2010年10月7日木曜日

糖尿病とアルツハイマー病

糖尿病あるいはインスリン抵抗性のある患者では、アルツハイマー病につながる脳神経変性プラークの発生リスクが上昇することが、日本の久山町(福岡県)研究で明らかになった。
報告によると、空腹時インスリン値が最も高い群では、最も低い群に比べ、脳神経間でのプラーク沈着の発生リスクが6倍高かったという。
久山町研究は、1961年に始まった世界有数の疫学調査で、40歳以上の全住民が参加している。80%で剖検が行われていることが大きな特徴で、生活習慣と疾患の影響やゲノム疫学など多くの分析が行われている。
九州大学神経病理学が行った今回の分析では、1988年の健康診断でブドウ糖負荷後2時間血糖値測定、空腹時血糖値およびインスリン値測定、インスリン抵抗性の評価が行われた住民の中で、1998-2003年に剖検が行われた135体について、アルツハイマー病の病理分析を行った。アルツハイマー病による脳組織破壊は、神経変性プラーク沈着、および神経原線維のもつれ(tangle)の有無で評価した。

▸ 提供データ
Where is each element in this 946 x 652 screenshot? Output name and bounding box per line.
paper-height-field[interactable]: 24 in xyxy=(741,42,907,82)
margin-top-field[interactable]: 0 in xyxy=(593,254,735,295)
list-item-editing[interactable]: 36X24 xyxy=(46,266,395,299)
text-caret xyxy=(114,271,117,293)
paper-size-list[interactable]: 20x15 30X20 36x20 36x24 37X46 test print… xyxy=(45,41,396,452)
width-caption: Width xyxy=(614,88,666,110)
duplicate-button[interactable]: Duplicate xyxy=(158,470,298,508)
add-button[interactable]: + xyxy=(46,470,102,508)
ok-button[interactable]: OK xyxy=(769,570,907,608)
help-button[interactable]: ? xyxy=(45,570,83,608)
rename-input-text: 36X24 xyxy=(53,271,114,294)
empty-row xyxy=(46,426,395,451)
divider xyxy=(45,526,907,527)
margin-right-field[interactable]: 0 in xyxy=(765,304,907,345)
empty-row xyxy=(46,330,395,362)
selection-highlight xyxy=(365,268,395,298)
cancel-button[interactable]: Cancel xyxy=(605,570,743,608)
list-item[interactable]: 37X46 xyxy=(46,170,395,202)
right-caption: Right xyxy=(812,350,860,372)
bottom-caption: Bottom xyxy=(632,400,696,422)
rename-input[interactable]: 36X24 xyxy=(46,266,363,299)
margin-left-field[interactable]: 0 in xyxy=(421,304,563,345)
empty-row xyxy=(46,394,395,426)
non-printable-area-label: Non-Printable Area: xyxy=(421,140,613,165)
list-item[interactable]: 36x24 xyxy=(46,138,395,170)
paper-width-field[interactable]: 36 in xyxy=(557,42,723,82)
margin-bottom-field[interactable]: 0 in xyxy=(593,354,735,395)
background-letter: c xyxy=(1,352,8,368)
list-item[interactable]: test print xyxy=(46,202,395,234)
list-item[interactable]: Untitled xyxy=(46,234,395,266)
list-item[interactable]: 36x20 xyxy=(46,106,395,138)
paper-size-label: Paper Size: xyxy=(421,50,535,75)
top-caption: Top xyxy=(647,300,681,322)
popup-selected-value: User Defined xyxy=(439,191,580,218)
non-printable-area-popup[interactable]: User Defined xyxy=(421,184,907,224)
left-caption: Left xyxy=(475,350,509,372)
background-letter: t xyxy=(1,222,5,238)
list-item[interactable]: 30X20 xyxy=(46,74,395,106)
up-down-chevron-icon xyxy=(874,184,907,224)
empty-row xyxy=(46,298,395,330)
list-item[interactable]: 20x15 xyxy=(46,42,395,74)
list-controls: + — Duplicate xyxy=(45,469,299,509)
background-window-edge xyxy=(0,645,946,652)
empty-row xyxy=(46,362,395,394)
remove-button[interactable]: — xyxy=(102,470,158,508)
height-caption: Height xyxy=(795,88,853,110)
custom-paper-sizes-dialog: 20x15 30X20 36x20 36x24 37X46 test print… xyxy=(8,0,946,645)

▸ 指示
1 > 本文に出てくる西暦の年を、すべて書き出してください。
2 > 本文の「2010年10月7日木曜日」から「リスクが6倍高かったという。」までをすべて書き直してください。そのとき「リスク」を「危険性」に変えてください。
ここにある記録は、この作業には関係ありません。

▸ 解答
1 > 2010年、1961年、1988年、1998年、2003年

2 >
2010年10月7日木曜日

糖尿病とアルツハイマー病

糖尿病あるいはインスリン抵抗性のある患者では、アルツハイマー病につながる脳神経変性プラークの発生危険性が上昇することが、日本の久山町(福岡県)研究で明らかになった。
報告によると、空腹時インスリン値が最も高い群では、最も低い群に比べ、脳神経間でのプラーク沈着の発生危険性が6倍高かったという。